[Dataset items]
▬▬▬
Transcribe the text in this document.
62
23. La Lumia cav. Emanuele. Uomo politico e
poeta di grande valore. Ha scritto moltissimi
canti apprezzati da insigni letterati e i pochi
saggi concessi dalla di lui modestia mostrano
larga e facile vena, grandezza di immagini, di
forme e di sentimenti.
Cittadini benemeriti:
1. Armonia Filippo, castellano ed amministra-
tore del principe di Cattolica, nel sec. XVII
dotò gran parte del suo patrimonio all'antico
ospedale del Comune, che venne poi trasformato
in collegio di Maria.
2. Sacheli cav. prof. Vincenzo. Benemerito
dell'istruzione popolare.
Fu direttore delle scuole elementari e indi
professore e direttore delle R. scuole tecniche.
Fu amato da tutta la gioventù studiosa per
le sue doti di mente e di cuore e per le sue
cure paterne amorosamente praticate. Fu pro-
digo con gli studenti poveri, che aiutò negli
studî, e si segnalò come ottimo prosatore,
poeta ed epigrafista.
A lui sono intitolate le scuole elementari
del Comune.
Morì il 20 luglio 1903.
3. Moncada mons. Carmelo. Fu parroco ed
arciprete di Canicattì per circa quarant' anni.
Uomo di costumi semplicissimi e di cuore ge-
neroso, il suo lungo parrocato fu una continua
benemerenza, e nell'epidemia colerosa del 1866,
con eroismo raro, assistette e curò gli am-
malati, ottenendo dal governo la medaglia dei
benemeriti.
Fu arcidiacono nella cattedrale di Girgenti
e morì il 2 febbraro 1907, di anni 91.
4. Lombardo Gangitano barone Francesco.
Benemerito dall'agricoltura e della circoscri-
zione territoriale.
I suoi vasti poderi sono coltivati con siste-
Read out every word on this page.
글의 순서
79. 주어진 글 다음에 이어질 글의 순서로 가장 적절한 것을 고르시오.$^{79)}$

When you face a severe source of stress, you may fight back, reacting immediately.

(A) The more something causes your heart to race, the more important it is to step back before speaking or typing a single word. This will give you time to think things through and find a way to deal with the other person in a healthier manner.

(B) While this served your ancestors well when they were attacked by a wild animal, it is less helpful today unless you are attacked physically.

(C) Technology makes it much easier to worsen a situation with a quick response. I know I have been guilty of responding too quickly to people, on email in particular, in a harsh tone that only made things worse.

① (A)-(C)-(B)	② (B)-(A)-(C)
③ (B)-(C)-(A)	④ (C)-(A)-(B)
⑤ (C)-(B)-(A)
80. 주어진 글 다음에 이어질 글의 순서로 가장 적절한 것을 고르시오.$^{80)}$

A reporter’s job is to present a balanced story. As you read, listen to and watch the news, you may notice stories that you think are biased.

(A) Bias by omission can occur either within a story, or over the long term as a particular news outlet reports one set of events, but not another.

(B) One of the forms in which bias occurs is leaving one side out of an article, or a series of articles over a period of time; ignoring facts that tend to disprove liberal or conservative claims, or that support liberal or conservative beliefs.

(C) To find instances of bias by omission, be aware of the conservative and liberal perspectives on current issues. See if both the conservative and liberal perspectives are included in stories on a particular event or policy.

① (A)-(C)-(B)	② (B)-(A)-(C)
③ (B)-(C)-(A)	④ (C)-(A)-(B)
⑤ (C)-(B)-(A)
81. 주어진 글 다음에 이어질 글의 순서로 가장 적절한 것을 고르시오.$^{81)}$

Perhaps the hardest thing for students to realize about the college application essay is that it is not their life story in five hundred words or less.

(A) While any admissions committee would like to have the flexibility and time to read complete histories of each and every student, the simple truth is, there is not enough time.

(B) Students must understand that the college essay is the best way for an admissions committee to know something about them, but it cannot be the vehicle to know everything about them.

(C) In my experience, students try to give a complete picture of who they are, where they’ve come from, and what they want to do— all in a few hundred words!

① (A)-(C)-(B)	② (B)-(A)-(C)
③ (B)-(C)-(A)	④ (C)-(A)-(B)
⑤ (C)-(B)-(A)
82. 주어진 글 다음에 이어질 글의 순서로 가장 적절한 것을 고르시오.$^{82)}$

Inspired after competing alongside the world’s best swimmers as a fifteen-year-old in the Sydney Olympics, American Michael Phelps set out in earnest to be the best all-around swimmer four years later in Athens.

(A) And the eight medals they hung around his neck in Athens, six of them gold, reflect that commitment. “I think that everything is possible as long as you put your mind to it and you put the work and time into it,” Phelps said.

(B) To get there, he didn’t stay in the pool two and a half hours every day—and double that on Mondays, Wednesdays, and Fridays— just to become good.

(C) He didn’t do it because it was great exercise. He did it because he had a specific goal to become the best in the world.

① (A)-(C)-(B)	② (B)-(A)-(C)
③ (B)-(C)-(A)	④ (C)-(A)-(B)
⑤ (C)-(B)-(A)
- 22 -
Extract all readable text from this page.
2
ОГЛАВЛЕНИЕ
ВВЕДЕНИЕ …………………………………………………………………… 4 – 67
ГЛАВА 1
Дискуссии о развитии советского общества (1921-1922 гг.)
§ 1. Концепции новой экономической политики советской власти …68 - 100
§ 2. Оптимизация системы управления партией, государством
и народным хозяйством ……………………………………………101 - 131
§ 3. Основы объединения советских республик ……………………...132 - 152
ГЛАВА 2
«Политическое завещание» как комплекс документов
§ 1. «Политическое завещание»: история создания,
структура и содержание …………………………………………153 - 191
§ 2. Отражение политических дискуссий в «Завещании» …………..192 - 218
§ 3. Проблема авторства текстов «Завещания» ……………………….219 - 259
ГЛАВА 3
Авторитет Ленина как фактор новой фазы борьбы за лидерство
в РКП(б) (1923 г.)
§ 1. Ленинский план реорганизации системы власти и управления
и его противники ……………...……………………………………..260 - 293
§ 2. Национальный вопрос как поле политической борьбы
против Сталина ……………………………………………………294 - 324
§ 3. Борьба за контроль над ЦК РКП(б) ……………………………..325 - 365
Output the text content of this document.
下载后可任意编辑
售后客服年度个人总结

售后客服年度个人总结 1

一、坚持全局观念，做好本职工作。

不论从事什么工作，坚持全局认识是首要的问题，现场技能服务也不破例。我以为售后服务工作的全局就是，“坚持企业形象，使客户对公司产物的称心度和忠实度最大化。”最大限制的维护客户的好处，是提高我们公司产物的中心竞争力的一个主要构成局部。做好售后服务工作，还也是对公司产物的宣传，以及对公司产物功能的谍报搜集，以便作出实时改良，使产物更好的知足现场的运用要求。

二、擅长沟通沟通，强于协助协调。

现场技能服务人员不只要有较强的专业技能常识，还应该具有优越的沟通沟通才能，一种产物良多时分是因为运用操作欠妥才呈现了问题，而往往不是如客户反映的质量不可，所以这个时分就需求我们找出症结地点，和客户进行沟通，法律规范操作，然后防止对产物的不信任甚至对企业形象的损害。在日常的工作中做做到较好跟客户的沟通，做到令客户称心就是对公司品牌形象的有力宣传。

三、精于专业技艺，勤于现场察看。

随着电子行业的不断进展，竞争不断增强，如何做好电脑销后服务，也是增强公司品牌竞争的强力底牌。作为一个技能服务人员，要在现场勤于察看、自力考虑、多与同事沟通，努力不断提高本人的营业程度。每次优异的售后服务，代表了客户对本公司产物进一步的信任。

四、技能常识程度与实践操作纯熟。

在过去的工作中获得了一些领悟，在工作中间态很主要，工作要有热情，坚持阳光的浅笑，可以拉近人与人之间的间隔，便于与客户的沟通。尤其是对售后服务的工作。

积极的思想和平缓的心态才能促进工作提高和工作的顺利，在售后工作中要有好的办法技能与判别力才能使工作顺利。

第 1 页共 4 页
▬▬▬
### Given request
Starting at the line that contains "Output the text content of this document.", retype each line through the end of the listing above and nothing else.

### Task output
Output the text content of this document.
下载后可任意编辑
售后客服年度个人总结

售后客服年度个人总结 1

一、坚持全局观念，做好本职工作。

不论从事什么工作，坚持全局认识是首要的问题，现场技能服务也不破例。我以为售后服务工作的全局就是，“坚持企业形象，使客户对公司产物的称心度和忠实度最大化。”最大限制的维护客户的好处，是提高我们公司产物的中心竞争力的一个主要构成局部。做好售后服务工作，还也是对公司产物的宣传，以及对公司产物功能的谍报搜集，以便作出实时改良，使产物更好的知足现场的运用要求。

二、擅长沟通沟通，强于协助协调。

现场技能服务人员不只要有较强的专业技能常识，还应该具有优越的沟通沟通才能，一种产物良多时分是因为运用操作欠妥才呈现了问题，而往往不是如客户反映的质量不可，所以这个时分就需求我们找出症结地点，和客户进行沟通，法律规范操作，然后防止对产物的不信任甚至对企业形象的损害。在日常的工作中做做到较好跟客户的沟通，做到令客户称心就是对公司品牌形象的有力宣传。

三、精于专业技艺，勤于现场察看。

随着电子行业的不断进展，竞争不断增强，如何做好电脑销后服务，也是增强公司品牌竞争的强力底牌。作为一个技能服务人员，要在现场勤于察看、自力考虑、多与同事沟通，努力不断提高本人的营业程度。每次优异的售后服务，代表了客户对本公司产物进一步的信任。

四、技能常识程度与实践操作纯熟。

在过去的工作中获得了一些领悟，在工作中间态很主要，工作要有热情，坚持阳光的浅笑，可以拉近人与人之间的间隔，便于与客户的沟通。尤其是对售后服务的工作。

积极的思想和平缓的心态才能促进工作提高和工作的顺利，在售后工作中要有好的办法技能与判别力才能使工作顺利。

第 1 页共 4 页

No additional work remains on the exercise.